What is needed: Go through the entries and transcribe each one exactly, dropping the pictures.

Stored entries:
■ ■ ■ ■ ■ ■ ■

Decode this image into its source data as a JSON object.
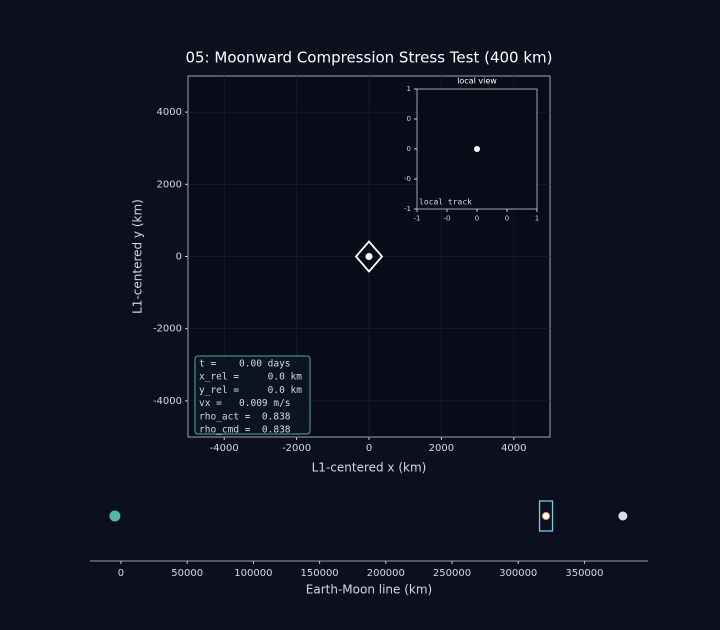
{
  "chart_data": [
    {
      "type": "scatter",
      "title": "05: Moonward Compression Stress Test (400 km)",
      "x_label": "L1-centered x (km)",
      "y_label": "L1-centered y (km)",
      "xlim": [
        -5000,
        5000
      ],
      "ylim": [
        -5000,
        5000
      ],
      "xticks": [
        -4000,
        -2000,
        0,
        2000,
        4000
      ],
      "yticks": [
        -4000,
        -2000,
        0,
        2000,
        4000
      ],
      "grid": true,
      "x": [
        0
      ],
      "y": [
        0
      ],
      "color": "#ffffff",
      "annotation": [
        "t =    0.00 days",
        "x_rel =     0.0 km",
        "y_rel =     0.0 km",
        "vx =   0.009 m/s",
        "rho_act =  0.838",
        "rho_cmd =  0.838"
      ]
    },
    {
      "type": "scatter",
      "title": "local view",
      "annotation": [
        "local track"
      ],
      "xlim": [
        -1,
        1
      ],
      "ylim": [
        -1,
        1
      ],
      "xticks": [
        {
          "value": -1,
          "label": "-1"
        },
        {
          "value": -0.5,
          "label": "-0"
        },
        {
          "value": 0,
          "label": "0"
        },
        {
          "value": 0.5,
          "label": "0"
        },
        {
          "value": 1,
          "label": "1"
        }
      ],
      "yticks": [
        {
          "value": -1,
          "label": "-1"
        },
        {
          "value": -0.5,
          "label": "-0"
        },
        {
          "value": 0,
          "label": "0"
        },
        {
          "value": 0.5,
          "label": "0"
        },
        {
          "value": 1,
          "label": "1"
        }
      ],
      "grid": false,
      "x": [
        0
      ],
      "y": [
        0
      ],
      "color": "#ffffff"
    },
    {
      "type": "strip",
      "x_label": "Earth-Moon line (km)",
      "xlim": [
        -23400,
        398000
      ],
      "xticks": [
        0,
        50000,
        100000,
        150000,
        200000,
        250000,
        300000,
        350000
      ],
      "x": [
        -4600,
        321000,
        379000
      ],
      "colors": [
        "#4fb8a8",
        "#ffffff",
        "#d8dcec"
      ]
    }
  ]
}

■ ■ ■ ■ ■ ■ ■

Answer for the task:
Decode this image into its source data as a JSON object.
{
  "chart_data": [
    {
      "type": "scatter",
      "title": "05: Moonward Compression Stress Test (400 km)",
      "x_label": "L1-centered x (km)",
      "y_label": "L1-centered y (km)",
      "xlim": [
        -5000,
        5000
      ],
      "ylim": [
        -5000,
        5000
      ],
      "xticks": [
        -4000,
        -2000,
        0,
        2000,
        4000
      ],
      "yticks": [
        -4000,
        -2000,
        0,
        2000,
        4000
      ],
      "grid": true,
      "x": [
        0
      ],
      "y": [
        0
      ],
      "color": "#ffffff",
      "annotation": [
        "t =    0.00 days",
        "x_rel =     0.0 km",
        "y_rel =     0.0 km",
        "vx =   0.009 m/s",
        "rho_act =  0.838",
        "rho_cmd =  0.838"
      ]
    },
    {
      "type": "scatter",
      "title": "local view",
      "annotation": [
        "local track"
      ],
      "xlim": [
        -1,
        1
      ],
      "ylim": [
        -1,
        1
      ],
      "xticks": [
        {
          "value": -1,
          "label": "-1"
        },
        {
          "value": -0.5,
          "label": "-0"
        },
        {
          "value": 0,
          "label": "0"
        },
        {
          "value": 0.5,
          "label": "0"
        },
        {
          "value": 1,
          "label": "1"
        }
      ],
      "yticks": [
        {
          "value": -1,
          "label": "-1"
        },
        {
          "value": -0.5,
          "label": "-0"
        },
        {
          "value": 0,
          "label": "0"
        },
        {
          "value": 0.5,
          "label": "0"
        },
        {
          "value": 1,
          "label": "1"
        }
      ],
      "grid": false,
      "x": [
        0
      ],
      "y": [
        0
      ],
      "color": "#ffffff"
    },
    {
      "type": "strip",
      "x_label": "Earth-Moon line (km)",
      "xlim": [
        -23400,
        398000
      ],
      "xticks": [
        0,
        50000,
        100000,
        150000,
        200000,
        250000,
        300000,
        350000
      ],
      "x": [
        -4600,
        321000,
        379000
      ],
      "colors": [
        "#4fb8a8",
        "#ffffff",
        "#d8dcec"
      ]
    }
  ]
}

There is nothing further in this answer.